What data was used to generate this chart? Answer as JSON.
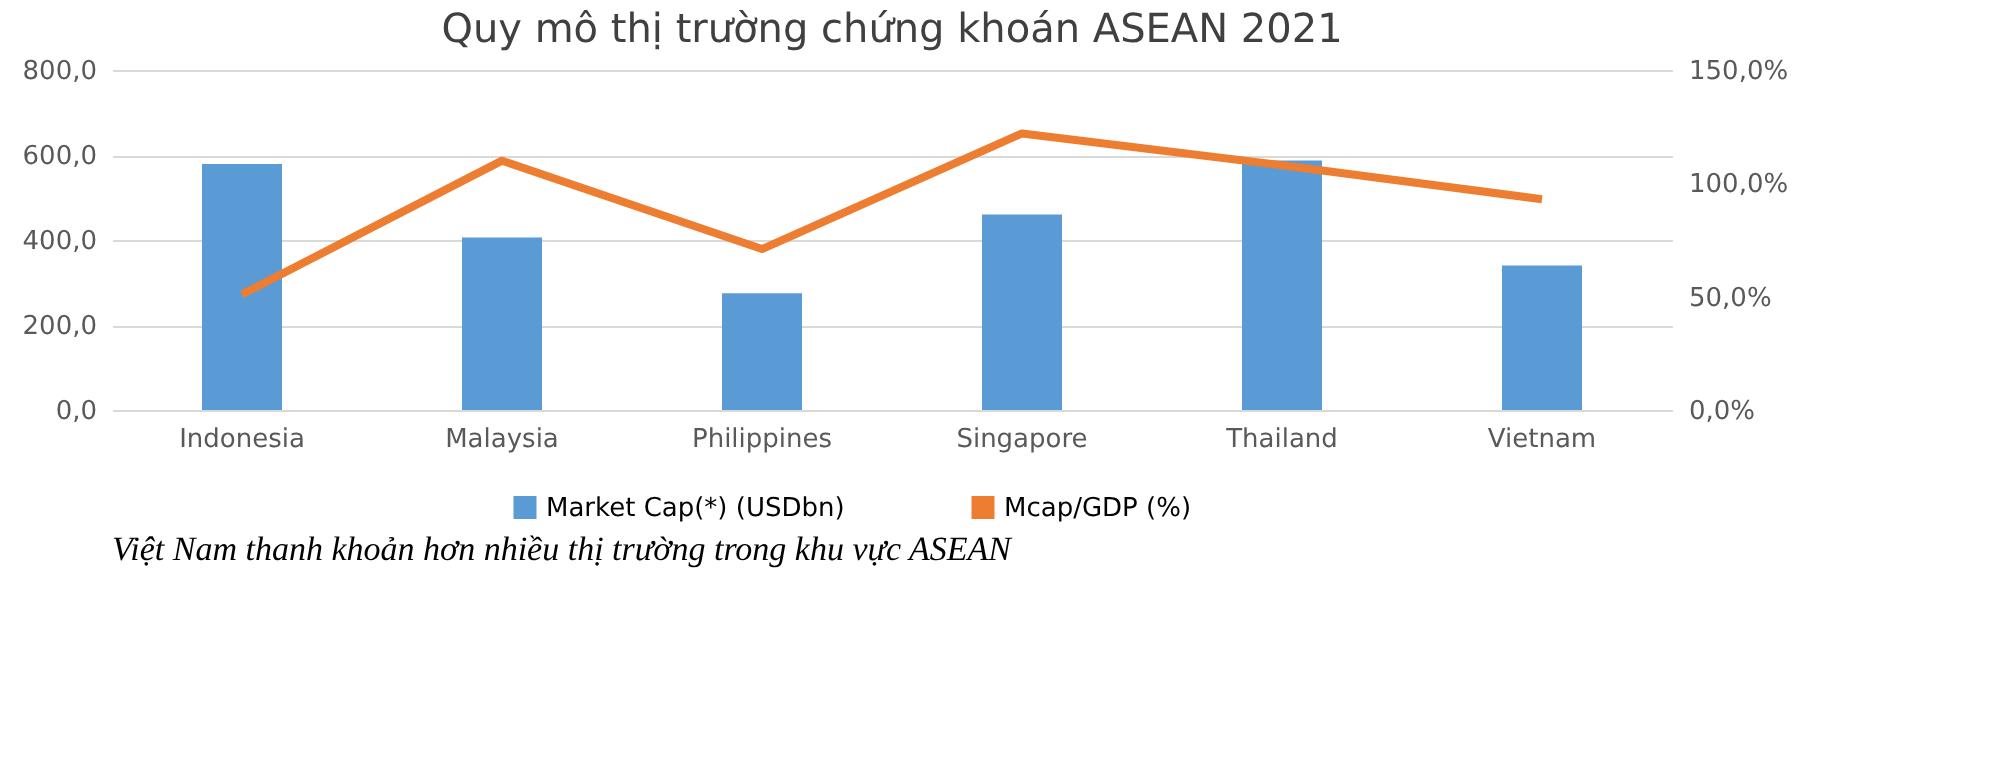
{
  "chart_data": {
    "type": "bar",
    "title": "Quy mô thị trường chứng khoán ASEAN 2021",
    "categories": [
      "Indonesia",
      "Malaysia",
      "Philippines",
      "Singapore",
      "Thailand",
      "Vietnam"
    ],
    "series": [
      {
        "name": "Market Cap(*) (USDbn)",
        "color": "#5b9bd5",
        "values": [
          579,
          406,
          275,
          460,
          587,
          340
        ]
      },
      {
        "name": "Mcap/GDP (%)",
        "color": "#ed7d31",
        "type": "line",
        "axis": "y2",
        "values": [
          51,
          110,
          71,
          122,
          108,
          93
        ]
      }
    ],
    "ylim": [
      0,
      800
    ],
    "yticks": [
      {
        "value": 0,
        "label": "0,0"
      },
      {
        "value": 200,
        "label": "200,0"
      },
      {
        "value": 400,
        "label": "400,0"
      },
      {
        "value": 600,
        "label": "600,0"
      },
      {
        "value": 800,
        "label": "800,0"
      }
    ],
    "y2lim": [
      0,
      150
    ],
    "y2ticks": [
      {
        "value": 0,
        "label": "0,0%"
      },
      {
        "value": 50,
        "label": "50,0%"
      },
      {
        "value": 100,
        "label": "100,0%"
      },
      {
        "value": 150,
        "label": "150,0%"
      }
    ],
    "grid": "y",
    "legend": "bottom",
    "marker": "none",
    "annotations": [
      "Việt Nam thanh khoản hơn nhiều thị trường trong khu vực ASEAN"
    ]
  }
}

→ **Task to carry out**:
Return all of the entries exactly as written, but drop any pictures they hold.

→ **Solution to this problem**:
What data was used to generate this chart? Answer as JSON.
{
  "chart_data": {
    "type": "bar",
    "title": "Quy mô thị trường chứng khoán ASEAN 2021",
    "categories": [
      "Indonesia",
      "Malaysia",
      "Philippines",
      "Singapore",
      "Thailand",
      "Vietnam"
    ],
    "series": [
      {
        "name": "Market Cap(*) (USDbn)",
        "color": "#5b9bd5",
        "values": [
          579,
          406,
          275,
          460,
          587,
          340
        ]
      },
      {
        "name": "Mcap/GDP (%)",
        "color": "#ed7d31",
        "type": "line",
        "axis": "y2",
        "values": [
          51,
          110,
          71,
          122,
          108,
          93
        ]
      }
    ],
    "ylim": [
      0,
      800
    ],
    "yticks": [
      {
        "value": 0,
        "label": "0,0"
      },
      {
        "value": 200,
        "label": "200,0"
      },
      {
        "value": 400,
        "label": "400,0"
      },
      {
        "value": 600,
        "label": "600,0"
      },
      {
        "value": 800,
        "label": "800,0"
      }
    ],
    "y2lim": [
      0,
      150
    ],
    "y2ticks": [
      {
        "value": 0,
        "label": "0,0%"
      },
      {
        "value": 50,
        "label": "50,0%"
      },
      {
        "value": 100,
        "label": "100,0%"
      },
      {
        "value": 150,
        "label": "150,0%"
      }
    ],
    "grid": "y",
    "legend": "bottom",
    "marker": "none",
    "annotations": [
      "Việt Nam thanh khoản hơn nhiều thị trường trong khu vực ASEAN"
    ]
  }
}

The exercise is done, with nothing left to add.